*INSTRUCTIONS FOR THE TASK*
Set down each record exactly as written.
+ + + + +
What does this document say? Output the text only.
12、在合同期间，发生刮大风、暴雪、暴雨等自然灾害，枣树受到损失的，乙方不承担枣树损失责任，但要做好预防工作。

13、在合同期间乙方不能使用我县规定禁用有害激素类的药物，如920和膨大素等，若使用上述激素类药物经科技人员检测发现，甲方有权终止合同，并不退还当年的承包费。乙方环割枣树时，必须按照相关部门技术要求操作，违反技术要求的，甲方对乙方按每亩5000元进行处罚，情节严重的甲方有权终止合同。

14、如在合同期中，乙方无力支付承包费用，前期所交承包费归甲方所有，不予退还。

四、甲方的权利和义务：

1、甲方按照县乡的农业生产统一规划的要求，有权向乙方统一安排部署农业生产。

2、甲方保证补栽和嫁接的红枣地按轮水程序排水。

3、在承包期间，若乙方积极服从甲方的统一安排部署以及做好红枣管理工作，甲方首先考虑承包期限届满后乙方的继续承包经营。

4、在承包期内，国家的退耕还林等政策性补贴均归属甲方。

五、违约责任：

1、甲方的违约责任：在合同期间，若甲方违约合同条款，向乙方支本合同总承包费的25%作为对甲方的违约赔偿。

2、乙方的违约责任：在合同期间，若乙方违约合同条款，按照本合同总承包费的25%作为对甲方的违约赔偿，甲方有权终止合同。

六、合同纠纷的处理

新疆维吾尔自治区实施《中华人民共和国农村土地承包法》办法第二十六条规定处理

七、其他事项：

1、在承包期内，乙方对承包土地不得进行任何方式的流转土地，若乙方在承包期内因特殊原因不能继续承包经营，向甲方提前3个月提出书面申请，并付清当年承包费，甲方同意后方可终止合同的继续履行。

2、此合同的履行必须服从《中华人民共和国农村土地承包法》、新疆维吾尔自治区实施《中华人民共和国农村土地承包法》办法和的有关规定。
+ + + + +
*EXERCISE RESPONSE*
What does this document say? Output the text only.
12、在合同期间，发生刮大风、暴雪、暴雨等自然灾害，枣树受到损失的，乙方不承担枣树损失责任，但要做好预防工作。

13、在合同期间乙方不能使用我县规定禁用有害激素类的药物，如920和膨大素等，若使用上述激素类药物经科技人员检测发现，甲方有权终止合同，并不退还当年的承包费。乙方环割枣树时，必须按照相关部门技术要求操作，违反技术要求的，甲方对乙方按每亩5000元进行处罚，情节严重的甲方有权终止合同。

14、如在合同期中，乙方无力支付承包费用，前期所交承包费归甲方所有，不予退还。

四、甲方的权利和义务：

1、甲方按照县乡的农业生产统一规划的要求，有权向乙方统一安排部署农业生产。

2、甲方保证补栽和嫁接的红枣地按轮水程序排水。

3、在承包期间，若乙方积极服从甲方的统一安排部署以及做好红枣管理工作，甲方首先考虑承包期限届满后乙方的继续承包经营。

4、在承包期内，国家的退耕还林等政策性补贴均归属甲方。

五、违约责任：

1、甲方的违约责任：在合同期间，若甲方违约合同条款，向乙方支本合同总承包费的25%作为对甲方的违约赔偿。

2、乙方的违约责任：在合同期间，若乙方违约合同条款，按照本合同总承包费的25%作为对甲方的违约赔偿，甲方有权终止合同。

六、合同纠纷的处理

新疆维吾尔自治区实施《中华人民共和国农村土地承包法》办法第二十六条规定处理

七、其他事项：

1、在承包期内，乙方对承包土地不得进行任何方式的流转土地，若乙方在承包期内因特殊原因不能继续承包经营，向甲方提前3个月提出书面申请，并付清当年承包费，甲方同意后方可终止合同的继续履行。

2、此合同的履行必须服从《中华人民共和国农村土地承包法》、新疆维吾尔自治区实施《中华人民共和国农村土地承包法》办法和的有关规定。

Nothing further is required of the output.